Instructions to follow:
Please edit the records from the start through the line containing "point — [246, 461, 256, 470]", changing "heat-response" to "thermal response" and leaving everything else as is. Return only those lines.
## begin Material to process
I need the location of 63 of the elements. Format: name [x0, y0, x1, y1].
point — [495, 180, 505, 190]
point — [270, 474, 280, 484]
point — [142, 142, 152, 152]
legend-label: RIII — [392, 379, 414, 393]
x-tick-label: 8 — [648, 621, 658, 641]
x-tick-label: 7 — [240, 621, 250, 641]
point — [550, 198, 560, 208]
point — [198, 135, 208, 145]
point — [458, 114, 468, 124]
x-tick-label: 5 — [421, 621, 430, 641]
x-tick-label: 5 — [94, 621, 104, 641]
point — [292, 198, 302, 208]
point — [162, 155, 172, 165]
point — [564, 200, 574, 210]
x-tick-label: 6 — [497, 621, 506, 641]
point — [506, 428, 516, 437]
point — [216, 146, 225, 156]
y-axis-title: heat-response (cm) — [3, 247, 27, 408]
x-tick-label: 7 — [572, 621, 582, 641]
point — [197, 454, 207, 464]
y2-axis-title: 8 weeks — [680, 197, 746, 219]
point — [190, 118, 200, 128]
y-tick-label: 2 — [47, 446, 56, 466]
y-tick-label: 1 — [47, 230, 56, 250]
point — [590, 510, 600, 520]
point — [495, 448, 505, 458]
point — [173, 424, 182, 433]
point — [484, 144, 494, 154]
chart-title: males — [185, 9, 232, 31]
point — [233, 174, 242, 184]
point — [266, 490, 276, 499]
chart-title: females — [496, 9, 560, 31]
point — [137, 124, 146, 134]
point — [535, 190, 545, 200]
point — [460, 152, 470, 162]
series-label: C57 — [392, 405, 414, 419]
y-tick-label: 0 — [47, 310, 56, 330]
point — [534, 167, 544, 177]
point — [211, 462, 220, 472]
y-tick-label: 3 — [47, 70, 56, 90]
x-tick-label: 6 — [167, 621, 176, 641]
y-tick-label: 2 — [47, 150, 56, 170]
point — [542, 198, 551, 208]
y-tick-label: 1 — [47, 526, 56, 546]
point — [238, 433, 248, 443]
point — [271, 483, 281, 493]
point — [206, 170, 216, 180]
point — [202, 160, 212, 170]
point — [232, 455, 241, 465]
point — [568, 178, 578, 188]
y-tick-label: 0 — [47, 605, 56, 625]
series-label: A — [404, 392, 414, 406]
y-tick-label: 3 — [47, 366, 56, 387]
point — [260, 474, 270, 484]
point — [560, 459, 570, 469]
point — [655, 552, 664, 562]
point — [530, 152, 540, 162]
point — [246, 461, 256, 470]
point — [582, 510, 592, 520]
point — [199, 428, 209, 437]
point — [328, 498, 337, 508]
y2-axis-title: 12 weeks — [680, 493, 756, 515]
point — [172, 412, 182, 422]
## end Material to process
Reply:
I need the location of 63 of the elements. Format: name [x0, y0, x1, y1].
point — [495, 180, 505, 190]
point — [270, 474, 280, 484]
point — [142, 142, 152, 152]
legend-label: RIII — [392, 379, 414, 393]
x-tick-label: 8 — [648, 621, 658, 641]
x-tick-label: 7 — [240, 621, 250, 641]
point — [550, 198, 560, 208]
point — [198, 135, 208, 145]
point — [458, 114, 468, 124]
x-tick-label: 5 — [421, 621, 430, 641]
x-tick-label: 5 — [94, 621, 104, 641]
point — [292, 198, 302, 208]
point — [162, 155, 172, 165]
point — [564, 200, 574, 210]
x-tick-label: 6 — [497, 621, 506, 641]
point — [506, 428, 516, 437]
point — [216, 146, 225, 156]
y-axis-title: thermal response (cm) — [3, 247, 27, 408]
x-tick-label: 7 — [572, 621, 582, 641]
point — [197, 454, 207, 464]
y2-axis-title: 8 weeks — [680, 197, 746, 219]
point — [190, 118, 200, 128]
y-tick-label: 2 — [47, 446, 56, 466]
y-tick-label: 1 — [47, 230, 56, 250]
point — [590, 510, 600, 520]
point — [495, 448, 505, 458]
point — [173, 424, 182, 433]
point — [484, 144, 494, 154]
chart-title: males — [185, 9, 232, 31]
point — [233, 174, 242, 184]
point — [266, 490, 276, 499]
chart-title: females — [496, 9, 560, 31]
point — [137, 124, 146, 134]
point — [535, 190, 545, 200]
point — [460, 152, 470, 162]
series-label: C57 — [392, 405, 414, 419]
y-tick-label: 0 — [47, 310, 56, 330]
point — [534, 167, 544, 177]
point — [211, 462, 220, 472]
y-tick-label: 3 — [47, 70, 56, 90]
x-tick-label: 6 — [167, 621, 176, 641]
y-tick-label: 2 — [47, 150, 56, 170]
point — [542, 198, 551, 208]
y-tick-label: 1 — [47, 526, 56, 546]
point — [238, 433, 248, 443]
point — [271, 483, 281, 493]
point — [206, 170, 216, 180]
point — [202, 160, 212, 170]
point — [232, 455, 241, 465]
point — [568, 178, 578, 188]
y-tick-label: 0 — [47, 605, 56, 625]
series-label: A — [404, 392, 414, 406]
y-tick-label: 3 — [47, 366, 56, 387]
point — [260, 474, 270, 484]
point — [560, 459, 570, 469]
point — [655, 552, 664, 562]
point — [530, 152, 540, 162]
point — [246, 461, 256, 470]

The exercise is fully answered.